-- BEGIN --

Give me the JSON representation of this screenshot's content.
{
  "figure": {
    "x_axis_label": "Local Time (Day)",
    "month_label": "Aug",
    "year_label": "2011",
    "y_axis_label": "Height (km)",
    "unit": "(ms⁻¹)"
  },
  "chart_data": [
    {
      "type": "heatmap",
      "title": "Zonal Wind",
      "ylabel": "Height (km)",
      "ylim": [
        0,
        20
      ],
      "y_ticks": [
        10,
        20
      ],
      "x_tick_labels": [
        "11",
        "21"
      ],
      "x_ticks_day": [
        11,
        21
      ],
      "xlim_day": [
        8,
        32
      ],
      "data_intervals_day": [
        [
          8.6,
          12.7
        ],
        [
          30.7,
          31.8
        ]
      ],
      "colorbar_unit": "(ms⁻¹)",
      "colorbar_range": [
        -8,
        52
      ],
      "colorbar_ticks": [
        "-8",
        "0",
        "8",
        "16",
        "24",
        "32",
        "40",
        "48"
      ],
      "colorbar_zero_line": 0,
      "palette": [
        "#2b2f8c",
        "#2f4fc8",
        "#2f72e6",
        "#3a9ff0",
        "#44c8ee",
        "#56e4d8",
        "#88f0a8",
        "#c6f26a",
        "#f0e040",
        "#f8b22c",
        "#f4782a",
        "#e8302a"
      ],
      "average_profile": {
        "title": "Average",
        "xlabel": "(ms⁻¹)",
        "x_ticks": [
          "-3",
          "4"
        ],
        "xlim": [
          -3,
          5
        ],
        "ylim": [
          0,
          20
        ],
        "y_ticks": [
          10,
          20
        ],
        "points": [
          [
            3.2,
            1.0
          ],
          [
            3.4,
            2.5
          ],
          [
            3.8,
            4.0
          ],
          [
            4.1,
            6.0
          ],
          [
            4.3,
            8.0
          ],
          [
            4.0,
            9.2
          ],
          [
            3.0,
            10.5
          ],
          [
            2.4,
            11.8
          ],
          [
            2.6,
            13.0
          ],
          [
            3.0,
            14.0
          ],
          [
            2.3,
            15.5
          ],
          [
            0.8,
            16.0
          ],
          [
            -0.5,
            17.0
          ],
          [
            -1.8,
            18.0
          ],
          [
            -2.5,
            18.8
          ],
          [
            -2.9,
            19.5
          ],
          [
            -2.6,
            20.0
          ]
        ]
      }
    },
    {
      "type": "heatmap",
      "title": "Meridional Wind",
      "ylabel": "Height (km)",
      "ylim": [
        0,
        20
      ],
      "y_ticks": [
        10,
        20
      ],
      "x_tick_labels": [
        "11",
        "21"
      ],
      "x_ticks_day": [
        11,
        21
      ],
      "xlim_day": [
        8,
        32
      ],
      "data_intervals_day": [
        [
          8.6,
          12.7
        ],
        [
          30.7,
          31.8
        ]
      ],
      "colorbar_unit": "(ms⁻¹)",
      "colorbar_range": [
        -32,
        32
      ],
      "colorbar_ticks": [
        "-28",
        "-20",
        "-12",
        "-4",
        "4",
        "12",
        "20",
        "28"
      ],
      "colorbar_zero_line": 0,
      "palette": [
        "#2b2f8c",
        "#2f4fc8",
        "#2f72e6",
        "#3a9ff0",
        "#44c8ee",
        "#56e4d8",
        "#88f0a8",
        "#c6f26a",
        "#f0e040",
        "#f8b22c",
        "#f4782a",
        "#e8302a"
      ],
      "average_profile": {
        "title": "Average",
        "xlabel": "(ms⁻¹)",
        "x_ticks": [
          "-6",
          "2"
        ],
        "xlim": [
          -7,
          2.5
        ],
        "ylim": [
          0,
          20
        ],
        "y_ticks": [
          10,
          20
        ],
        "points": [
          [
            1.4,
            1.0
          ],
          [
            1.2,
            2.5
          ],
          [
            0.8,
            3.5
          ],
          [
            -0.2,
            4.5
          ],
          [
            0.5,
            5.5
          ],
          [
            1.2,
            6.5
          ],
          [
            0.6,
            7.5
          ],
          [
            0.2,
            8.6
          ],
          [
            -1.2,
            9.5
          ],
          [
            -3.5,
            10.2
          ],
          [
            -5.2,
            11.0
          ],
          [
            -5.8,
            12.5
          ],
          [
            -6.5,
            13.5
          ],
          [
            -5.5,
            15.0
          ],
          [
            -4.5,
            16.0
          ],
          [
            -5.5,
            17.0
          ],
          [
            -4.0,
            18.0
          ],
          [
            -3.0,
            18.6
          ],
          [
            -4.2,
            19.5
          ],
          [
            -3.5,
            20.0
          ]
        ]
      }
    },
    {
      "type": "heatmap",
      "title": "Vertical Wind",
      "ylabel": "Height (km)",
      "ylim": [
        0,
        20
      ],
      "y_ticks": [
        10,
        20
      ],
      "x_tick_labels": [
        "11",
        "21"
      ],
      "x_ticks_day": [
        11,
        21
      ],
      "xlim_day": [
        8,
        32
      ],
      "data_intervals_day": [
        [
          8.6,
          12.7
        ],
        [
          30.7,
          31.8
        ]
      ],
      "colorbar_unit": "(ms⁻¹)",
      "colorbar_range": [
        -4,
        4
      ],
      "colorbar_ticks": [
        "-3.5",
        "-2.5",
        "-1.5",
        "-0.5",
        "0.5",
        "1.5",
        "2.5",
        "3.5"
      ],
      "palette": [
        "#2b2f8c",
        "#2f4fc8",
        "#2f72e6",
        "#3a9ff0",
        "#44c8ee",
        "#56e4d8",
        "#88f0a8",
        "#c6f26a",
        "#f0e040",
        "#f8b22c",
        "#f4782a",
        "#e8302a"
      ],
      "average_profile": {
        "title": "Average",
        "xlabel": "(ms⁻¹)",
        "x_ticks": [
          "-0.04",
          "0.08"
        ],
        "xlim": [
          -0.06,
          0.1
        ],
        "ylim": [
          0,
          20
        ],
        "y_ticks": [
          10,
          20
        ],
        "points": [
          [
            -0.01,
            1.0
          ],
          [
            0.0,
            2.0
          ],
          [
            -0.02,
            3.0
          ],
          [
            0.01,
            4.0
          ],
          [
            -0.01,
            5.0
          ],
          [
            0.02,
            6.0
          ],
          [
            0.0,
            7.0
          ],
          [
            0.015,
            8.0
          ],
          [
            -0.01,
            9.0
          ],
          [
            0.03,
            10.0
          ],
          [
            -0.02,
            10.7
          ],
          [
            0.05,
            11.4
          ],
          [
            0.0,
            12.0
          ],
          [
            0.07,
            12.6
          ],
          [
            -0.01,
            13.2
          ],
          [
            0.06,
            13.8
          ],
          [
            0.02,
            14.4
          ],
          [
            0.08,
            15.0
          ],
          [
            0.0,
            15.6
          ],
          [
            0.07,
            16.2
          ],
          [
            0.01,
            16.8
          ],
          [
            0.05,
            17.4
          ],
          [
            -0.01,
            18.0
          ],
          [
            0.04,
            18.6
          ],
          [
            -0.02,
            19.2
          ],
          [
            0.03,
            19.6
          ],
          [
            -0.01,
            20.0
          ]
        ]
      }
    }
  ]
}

-- END --

Do this
Go through the material above and count the lines that contain "Wind"; give that number alone.

Result of the exercise
3